Verizon is “redefining the power of the Internet” in select FiOS areas with the introduction of a new 500/100Mbps speed tier that blows away Time Warner Cable and leaves Cablevision and other competitors woefully behind.
Just weeks after Cablevision boosted upload speeds, Verizon has responded with service offerings up to a half gigabit in speed, telling customers FiOS Quantum 150/65Mbps, 300/65Mbps, and 500/100Mbps plans will “radically change everything you do online right now – and in the future.” It is ten times faster than the fastest service available from Time Warner Cable in the northeast: 50/5Mbps.
Verizon’s fastest broadband does not come cheap, however. The 500Mbps package starts at $294.99 a month for new customers with a two-year contract. Verizon Voice service is required to get the promotional price and a $165 early termination fee applies (reduced by $7.50 for each month a customer maintains service). A $59.99 activation and other fees, taxes, charges, and terms apply. Customers must also pass a credit check to avoid a deposit. Skip the contract and other requirements and the rate is only slightly more: $304.99 a month.
Verizon is charging nearly four times more than what Google charges for its twice as fast gigabit service. But analysts believe that Google will never venture into Verizon FiOS territory so price competition is unlikely in the near term. Cable operators that compete with Verizon would have to dedicate a considerable amount of bandwidth to best Verizon’s download speeds, and matching upstream speeds will be even more problematic unless and until cable operators transition their systems to all digital video to free up bandwidth.

Element and coordinate records
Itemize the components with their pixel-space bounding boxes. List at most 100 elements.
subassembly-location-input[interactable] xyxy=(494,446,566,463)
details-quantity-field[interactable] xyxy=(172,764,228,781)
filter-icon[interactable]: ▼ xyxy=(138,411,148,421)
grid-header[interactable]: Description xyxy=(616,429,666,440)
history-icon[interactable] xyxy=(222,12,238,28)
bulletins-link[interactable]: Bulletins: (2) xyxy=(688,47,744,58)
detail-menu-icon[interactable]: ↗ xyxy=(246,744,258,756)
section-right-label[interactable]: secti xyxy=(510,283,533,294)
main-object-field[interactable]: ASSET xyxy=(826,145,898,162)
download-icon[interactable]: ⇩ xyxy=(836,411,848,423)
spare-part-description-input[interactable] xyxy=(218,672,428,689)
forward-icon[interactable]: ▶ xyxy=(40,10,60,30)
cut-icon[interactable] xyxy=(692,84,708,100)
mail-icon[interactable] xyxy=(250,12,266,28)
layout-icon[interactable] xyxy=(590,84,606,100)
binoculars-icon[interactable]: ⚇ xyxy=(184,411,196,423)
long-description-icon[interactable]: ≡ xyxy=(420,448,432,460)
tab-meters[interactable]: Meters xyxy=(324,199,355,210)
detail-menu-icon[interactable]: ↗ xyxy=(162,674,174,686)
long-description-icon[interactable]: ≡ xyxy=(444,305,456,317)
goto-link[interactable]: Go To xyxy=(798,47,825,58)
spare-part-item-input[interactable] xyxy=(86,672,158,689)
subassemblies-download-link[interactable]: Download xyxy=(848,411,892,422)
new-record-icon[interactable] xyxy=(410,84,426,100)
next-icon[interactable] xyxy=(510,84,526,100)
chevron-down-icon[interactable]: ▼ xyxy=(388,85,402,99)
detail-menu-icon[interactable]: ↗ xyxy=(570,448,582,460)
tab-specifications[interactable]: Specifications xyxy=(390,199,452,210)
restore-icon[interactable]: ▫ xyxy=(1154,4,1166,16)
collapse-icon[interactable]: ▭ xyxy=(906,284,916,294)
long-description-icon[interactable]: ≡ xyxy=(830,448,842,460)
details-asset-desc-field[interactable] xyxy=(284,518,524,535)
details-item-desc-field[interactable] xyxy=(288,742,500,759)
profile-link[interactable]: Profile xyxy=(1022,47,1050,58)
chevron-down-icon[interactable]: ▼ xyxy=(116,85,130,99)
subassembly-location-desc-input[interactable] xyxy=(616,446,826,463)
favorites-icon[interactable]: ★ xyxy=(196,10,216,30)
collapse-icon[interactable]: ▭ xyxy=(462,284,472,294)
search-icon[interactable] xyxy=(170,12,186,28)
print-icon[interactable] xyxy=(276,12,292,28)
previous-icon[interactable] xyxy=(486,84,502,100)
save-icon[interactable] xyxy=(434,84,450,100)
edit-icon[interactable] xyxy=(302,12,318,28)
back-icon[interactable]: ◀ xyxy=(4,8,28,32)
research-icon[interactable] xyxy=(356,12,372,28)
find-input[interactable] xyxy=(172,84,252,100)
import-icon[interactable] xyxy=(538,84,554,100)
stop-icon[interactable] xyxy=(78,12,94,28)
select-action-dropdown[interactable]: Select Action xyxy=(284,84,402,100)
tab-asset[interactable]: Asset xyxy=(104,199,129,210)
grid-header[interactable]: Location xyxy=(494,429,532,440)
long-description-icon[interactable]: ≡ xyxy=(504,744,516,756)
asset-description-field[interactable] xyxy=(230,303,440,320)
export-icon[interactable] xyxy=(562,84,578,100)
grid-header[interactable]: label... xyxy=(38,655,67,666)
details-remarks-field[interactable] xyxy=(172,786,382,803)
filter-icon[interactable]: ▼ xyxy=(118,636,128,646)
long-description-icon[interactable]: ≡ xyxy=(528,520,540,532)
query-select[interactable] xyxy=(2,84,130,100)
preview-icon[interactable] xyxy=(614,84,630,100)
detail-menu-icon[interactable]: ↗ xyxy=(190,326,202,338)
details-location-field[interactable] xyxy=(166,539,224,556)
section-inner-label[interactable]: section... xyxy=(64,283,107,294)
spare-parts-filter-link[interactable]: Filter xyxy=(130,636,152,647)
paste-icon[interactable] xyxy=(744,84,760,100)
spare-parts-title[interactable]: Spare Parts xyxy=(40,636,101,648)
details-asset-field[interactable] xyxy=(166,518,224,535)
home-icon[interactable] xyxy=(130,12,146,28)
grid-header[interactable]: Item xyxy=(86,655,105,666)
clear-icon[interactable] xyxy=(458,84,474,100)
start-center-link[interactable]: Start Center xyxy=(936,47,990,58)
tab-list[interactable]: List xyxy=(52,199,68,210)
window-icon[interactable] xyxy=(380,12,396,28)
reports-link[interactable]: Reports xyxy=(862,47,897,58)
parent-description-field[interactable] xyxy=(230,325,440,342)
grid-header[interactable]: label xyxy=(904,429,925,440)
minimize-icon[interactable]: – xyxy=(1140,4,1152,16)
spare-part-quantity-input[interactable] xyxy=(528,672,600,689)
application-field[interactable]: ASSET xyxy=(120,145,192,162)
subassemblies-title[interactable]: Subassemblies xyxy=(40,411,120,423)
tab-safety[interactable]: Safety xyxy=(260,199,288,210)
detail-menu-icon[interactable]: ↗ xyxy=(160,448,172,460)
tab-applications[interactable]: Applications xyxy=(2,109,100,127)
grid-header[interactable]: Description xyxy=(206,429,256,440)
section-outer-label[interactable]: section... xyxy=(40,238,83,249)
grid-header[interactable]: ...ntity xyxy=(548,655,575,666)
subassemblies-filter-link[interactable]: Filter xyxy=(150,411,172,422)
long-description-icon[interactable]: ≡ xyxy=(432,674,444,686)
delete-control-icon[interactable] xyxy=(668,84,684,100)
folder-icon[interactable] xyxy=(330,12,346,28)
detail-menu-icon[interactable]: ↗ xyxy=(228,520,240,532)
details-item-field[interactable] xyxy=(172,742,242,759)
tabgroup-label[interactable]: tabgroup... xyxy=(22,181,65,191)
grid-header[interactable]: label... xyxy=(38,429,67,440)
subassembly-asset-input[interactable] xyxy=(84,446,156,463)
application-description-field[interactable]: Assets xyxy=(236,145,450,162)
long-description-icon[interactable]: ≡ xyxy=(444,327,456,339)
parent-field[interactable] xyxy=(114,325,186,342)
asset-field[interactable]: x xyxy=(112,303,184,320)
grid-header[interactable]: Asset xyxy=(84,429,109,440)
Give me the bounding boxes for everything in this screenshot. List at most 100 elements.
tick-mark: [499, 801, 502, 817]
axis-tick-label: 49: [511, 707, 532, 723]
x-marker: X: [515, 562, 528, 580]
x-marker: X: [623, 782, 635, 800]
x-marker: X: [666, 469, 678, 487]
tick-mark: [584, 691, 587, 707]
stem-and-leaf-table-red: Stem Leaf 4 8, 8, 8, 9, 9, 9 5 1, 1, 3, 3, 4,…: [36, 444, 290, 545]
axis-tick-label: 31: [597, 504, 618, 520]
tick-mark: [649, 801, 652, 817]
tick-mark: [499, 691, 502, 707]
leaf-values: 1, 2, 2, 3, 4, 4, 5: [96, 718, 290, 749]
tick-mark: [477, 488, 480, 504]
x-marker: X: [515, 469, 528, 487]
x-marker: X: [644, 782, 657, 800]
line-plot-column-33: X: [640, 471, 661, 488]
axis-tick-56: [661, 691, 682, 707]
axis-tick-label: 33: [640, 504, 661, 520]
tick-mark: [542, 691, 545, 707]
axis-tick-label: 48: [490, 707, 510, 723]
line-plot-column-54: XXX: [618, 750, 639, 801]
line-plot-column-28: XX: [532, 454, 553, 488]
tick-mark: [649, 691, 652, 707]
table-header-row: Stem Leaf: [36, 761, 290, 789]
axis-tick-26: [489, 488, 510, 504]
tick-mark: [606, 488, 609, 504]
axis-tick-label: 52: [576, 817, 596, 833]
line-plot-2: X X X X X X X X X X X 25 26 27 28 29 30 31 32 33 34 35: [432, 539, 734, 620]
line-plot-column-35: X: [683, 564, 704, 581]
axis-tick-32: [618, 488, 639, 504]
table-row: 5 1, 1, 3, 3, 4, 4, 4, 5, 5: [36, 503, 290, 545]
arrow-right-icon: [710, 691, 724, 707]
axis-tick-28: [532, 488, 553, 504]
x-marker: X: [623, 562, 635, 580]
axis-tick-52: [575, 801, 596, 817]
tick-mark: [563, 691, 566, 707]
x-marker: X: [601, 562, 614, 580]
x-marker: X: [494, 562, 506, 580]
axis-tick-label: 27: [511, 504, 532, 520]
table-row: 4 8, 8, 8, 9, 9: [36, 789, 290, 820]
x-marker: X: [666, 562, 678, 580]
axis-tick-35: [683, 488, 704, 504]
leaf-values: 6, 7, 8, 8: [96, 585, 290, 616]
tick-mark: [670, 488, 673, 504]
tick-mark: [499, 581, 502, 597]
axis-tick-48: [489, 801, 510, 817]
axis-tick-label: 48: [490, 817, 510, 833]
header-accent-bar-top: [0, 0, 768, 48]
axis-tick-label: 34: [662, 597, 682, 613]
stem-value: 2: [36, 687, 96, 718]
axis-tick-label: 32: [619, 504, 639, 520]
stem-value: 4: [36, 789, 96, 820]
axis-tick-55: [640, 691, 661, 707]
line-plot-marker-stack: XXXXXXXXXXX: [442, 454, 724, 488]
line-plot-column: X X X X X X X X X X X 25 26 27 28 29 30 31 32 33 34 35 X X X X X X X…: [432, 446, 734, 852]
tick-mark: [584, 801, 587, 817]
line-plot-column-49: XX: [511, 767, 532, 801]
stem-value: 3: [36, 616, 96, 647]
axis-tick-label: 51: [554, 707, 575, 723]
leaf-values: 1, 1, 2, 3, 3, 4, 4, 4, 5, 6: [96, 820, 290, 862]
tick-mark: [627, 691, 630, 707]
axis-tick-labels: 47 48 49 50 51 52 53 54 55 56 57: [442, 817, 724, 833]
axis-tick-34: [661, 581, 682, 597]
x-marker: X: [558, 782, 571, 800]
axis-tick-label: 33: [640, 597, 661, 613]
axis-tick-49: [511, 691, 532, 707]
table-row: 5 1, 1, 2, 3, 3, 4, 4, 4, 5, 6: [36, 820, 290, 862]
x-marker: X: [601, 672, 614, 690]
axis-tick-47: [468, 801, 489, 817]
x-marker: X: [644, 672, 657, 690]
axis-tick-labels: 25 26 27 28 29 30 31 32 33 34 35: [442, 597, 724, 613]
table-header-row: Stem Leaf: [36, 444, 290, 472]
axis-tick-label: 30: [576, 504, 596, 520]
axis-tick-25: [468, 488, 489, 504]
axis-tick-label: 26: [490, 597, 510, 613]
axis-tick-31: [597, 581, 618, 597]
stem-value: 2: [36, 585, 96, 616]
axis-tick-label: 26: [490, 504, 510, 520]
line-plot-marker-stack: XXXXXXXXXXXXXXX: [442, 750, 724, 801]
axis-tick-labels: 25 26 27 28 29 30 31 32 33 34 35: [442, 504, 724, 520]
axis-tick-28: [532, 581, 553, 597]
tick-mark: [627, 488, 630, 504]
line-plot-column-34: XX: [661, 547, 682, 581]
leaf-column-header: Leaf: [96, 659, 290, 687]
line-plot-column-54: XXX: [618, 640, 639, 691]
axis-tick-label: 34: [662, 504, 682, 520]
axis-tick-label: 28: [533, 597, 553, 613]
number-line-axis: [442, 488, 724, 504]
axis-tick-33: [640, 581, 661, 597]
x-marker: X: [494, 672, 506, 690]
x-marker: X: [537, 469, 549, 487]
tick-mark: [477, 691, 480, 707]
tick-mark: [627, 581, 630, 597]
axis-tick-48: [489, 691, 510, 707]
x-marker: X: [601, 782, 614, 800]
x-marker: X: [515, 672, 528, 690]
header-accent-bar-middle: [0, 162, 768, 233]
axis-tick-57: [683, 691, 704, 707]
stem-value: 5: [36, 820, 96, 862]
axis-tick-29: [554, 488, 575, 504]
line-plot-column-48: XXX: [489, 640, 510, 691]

◆ EXERCISE SET ◆
[1] Using the Verizon FiOS article, decide whether each statement agrees with it. Answer yes or no and quote the words of the article that settle it.
(a) New customers on a two-year contract pay a starting price of $294.99 a month for the 500Mbps package.
(b) The promotional price is available without Verizon Voice service.
(c) Analysts expect Google to bring price competition to Verizon FiOS territory soon.
[2] Answer these questions from the Verizon FiOS article.
(a) What is the fastest Time Warner Cable service in the northeast?
(b) How much is the activation fee?
(c) By how much is the early termination fee reduced for each month a customer keeps service?
[3] Reproduce the Verizon FiOS article word for word between "Just weeks after" and "the northeast: 50/5Mbps.", inclusive.

◆ SOLUTIONS ◆
[1]
(a) Yes: "The 500Mbps package starts at $294.99 a month for new customers with a two-year contract."
(b) No: "Verizon Voice service is required to get the promotional price"
(c) No: "analysts believe that Google will never venture into Verizon FiOS territory so price competition is unlikely in the near term"

[2]
(a) 50/5Mbps
(b) $59.99
(c) $7.50

[3]
Just weeks after Cablevision boosted upload speeds, Verizon has responded with service offerings up to a half gigabit in speed, telling customers FiOS Quantum 150/65Mbps, 300/65Mbps, and 500/100Mbps plans will “radically change everything you do online right now – and in the future.” It is ten times faster than the fastest service available from Time Warner Cable in the northeast: 50/5Mbps.